• Given data:

—————

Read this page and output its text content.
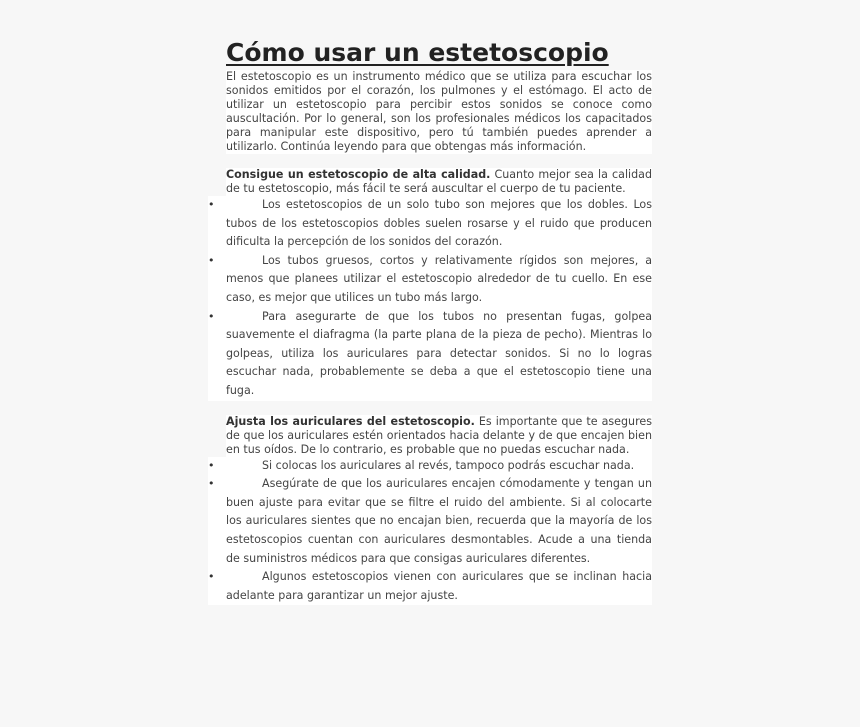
Cómo usar un estetoscopio

El estetoscopio es un instrumento médico que se utiliza para escuchar los sonidos emitidos por el corazón, los pulmones y el estómago. El acto de utilizar un estetoscopio para percibir estos sonidos se conoce como auscultación. Por lo general, son los profesionales médicos los capacitados para manipular este dispositivo, pero tú también puedes aprender a utilizarlo. Continúa leyendo para que obtengas más información.

Consigue un estetoscopio de alta calidad. Cuanto mejor sea la calidad de tu estetoscopio, más fácil te será auscultar el cuerpo de tu paciente.

•	Los estetoscopios de un solo tubo son mejores que los dobles. Los tubos de los estetoscopios dobles suelen rosarse y el ruido que producen dificulta la percepción de los sonidos del corazón.
•	Los tubos gruesos, cortos y relativamente rígidos son mejores, a menos que planees utilizar el estetoscopio alrededor de tu cuello. En ese caso, es mejor que utilices un tubo más largo.
•	Para asegurarte de que los tubos no presentan fugas, golpea suavemente el diafragma (la parte plana de la pieza de pecho). Mientras lo golpeas, utiliza los auriculares para detectar sonidos. Si no lo logras escuchar nada, probablemente se deba a que el estetoscopio tiene una fuga.

Ajusta los auriculares del estetoscopio. Es importante que te asegures de que los auriculares estén orientados hacia delante y de que encajen bien en tus oídos. De lo contrario, es probable que no puedas escuchar nada.

•	Si colocas los auriculares al revés, tampoco podrás escuchar nada.
•	Asegúrate de que los auriculares encajen cómodamente y tengan un buen ajuste para evitar que se filtre el ruido del ambiente. Si al colocarte los auriculares sientes que no encajan bien, recuerda que la mayoría de los estetoscopios cuentan con auriculares desmontables. Acude a una tienda de suministros médicos para que consigas auriculares diferentes.
•	Algunos estetoscopios vienen con auriculares que se inclinan hacia adelante para garantizar un mejor ajuste.
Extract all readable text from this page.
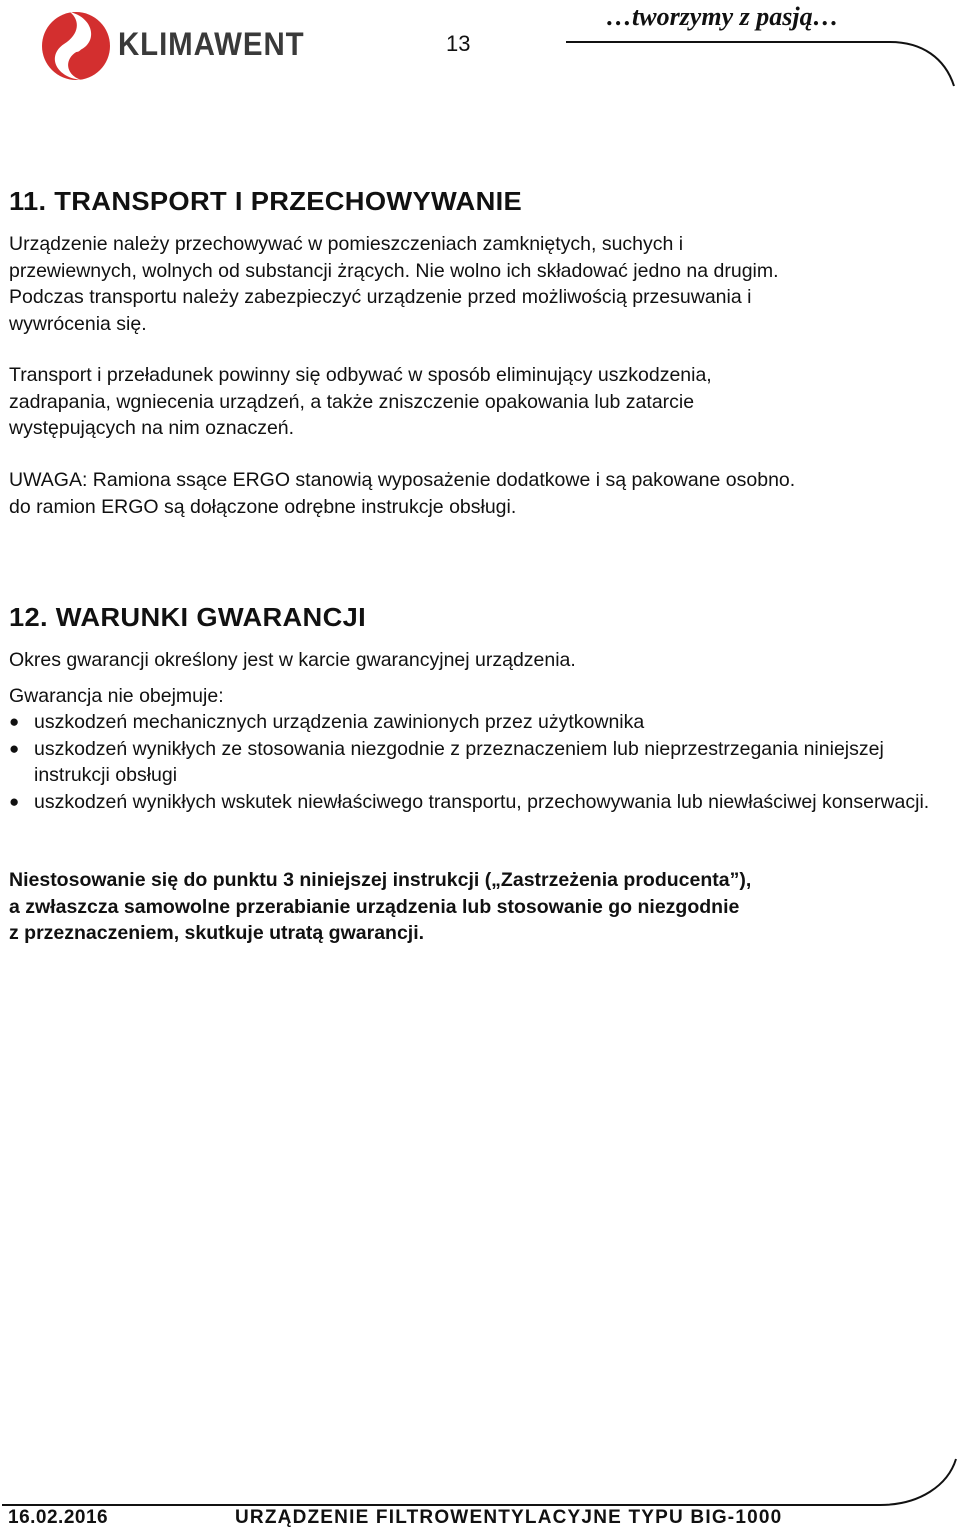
KLIMAWENT	13
…tworzymy z pasją…
11. TRANSPORT I PRZECHOWYWANIE
Urządzenie należy przechowywać w pomieszczeniach zamkniętych, suchych i
przewiewnych, wolnych od substancji żrących. Nie wolno ich składować jedno na drugim.
Podczas transportu należy zabezpieczyć urządzenie przed możliwością przesuwania i
wywrócenia się.
Transport i przeładunek powinny się odbywać w sposób eliminujący uszkodzenia,
zadrapania, wgniecenia urządzeń, a także zniszczenie opakowania lub zatarcie
występujących na nim oznaczeń.
UWAGA: Ramiona ssące ERGO stanowią wyposażenie dodatkowe i są pakowane osobno.
do ramion ERGO są dołączone odrębne instrukcje obsługi.
12. WARUNKI GWARANCJI
Okres gwarancji określony jest w karcie gwarancyjnej urządzenia.
Gwarancja nie obejmuje:
● uszkodzeń mechanicznych urządzenia zawinionych przez użytkownika
● uszkodzeń wynikłych ze stosowania niezgodnie z przeznaczeniem lub nieprzestrzegania niniejszej instrukcji obsługi
● uszkodzeń wynikłych wskutek niewłaściwego transportu, przechowywania lub niewłaściwej konserwacji.
Niestosowanie się do punktu 3 niniejszej instrukcji („Zastrzeżenia producenta”),
a zwłaszcza samowolne przerabianie urządzenia lub stosowanie go niezgodnie
z przeznaczeniem, skutkuje utratą gwarancji.
16.02.2016	URZĄDZENIE FILTROWENTYLACYJNE TYPU BIG-1000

—————

• Prompt:
Pictures in the records above are not copied; print everything else exactly.

• Output of the task:
Read this page and output its text content.
Cómo usar un estetoscopio

El estetoscopio es un instrumento médico que se utiliza para escuchar los sonidos emitidos por el corazón, los pulmones y el estómago. El acto de utilizar un estetoscopio para percibir estos sonidos se conoce como auscultación. Por lo general, son los profesionales médicos los capacitados para manipular este dispositivo, pero tú también puedes aprender a utilizarlo. Continúa leyendo para que obtengas más información.

Consigue un estetoscopio de alta calidad. Cuanto mejor sea la calidad de tu estetoscopio, más fácil te será auscultar el cuerpo de tu paciente.

•	Los estetoscopios de un solo tubo son mejores que los dobles. Los tubos de los estetoscopios dobles suelen rosarse y el ruido que producen dificulta la percepción de los sonidos del corazón.
•	Los tubos gruesos, cortos y relativamente rígidos son mejores, a menos que planees utilizar el estetoscopio alrededor de tu cuello. En ese caso, es mejor que utilices un tubo más largo.
•	Para asegurarte de que los tubos no presentan fugas, golpea suavemente el diafragma (la parte plana de la pieza de pecho). Mientras lo golpeas, utiliza los auriculares para detectar sonidos. Si no lo logras escuchar nada, probablemente se deba a que el estetoscopio tiene una fuga.

Ajusta los auriculares del estetoscopio. Es importante que te asegures de que los auriculares estén orientados hacia delante y de que encajen bien en tus oídos. De lo contrario, es probable que no puedas escuchar nada.

•	Si colocas los auriculares al revés, tampoco podrás escuchar nada.
•	Asegúrate de que los auriculares encajen cómodamente y tengan un buen ajuste para evitar que se filtre el ruido del ambiente. Si al colocarte los auriculares sientes que no encajan bien, recuerda que la mayoría de los estetoscopios cuentan con auriculares desmontables. Acude a una tienda de suministros médicos para que consigas auriculares diferentes.
•	Algunos estetoscopios vienen con auriculares que se inclinan hacia adelante para garantizar un mejor ajuste.
Extract all readable text from this page.
KLIMAWENT	13
…tworzymy z pasją…
11. TRANSPORT I PRZECHOWYWANIE
Urządzenie należy przechowywać w pomieszczeniach zamkniętych, suchych i
przewiewnych, wolnych od substancji żrących. Nie wolno ich składować jedno na drugim.
Podczas transportu należy zabezpieczyć urządzenie przed możliwością przesuwania i
wywrócenia się.
Transport i przeładunek powinny się odbywać w sposób eliminujący uszkodzenia,
zadrapania, wgniecenia urządzeń, a także zniszczenie opakowania lub zatarcie
występujących na nim oznaczeń.
UWAGA: Ramiona ssące ERGO stanowią wyposażenie dodatkowe i są pakowane osobno.
do ramion ERGO są dołączone odrębne instrukcje obsługi.
12. WARUNKI GWARANCJI
Okres gwarancji określony jest w karcie gwarancyjnej urządzenia.
Gwarancja nie obejmuje:
● uszkodzeń mechanicznych urządzenia zawinionych przez użytkownika
● uszkodzeń wynikłych ze stosowania niezgodnie z przeznaczeniem lub nieprzestrzegania niniejszej instrukcji obsługi
● uszkodzeń wynikłych wskutek niewłaściwego transportu, przechowywania lub niewłaściwej konserwacji.
Niestosowanie się do punktu 3 niniejszej instrukcji („Zastrzeżenia producenta”),
a zwłaszcza samowolne przerabianie urządzenia lub stosowanie go niezgodnie
z przeznaczeniem, skutkuje utratą gwarancji.
16.02.2016	URZĄDZENIE FILTROWENTYLACYJNE TYPU BIG-1000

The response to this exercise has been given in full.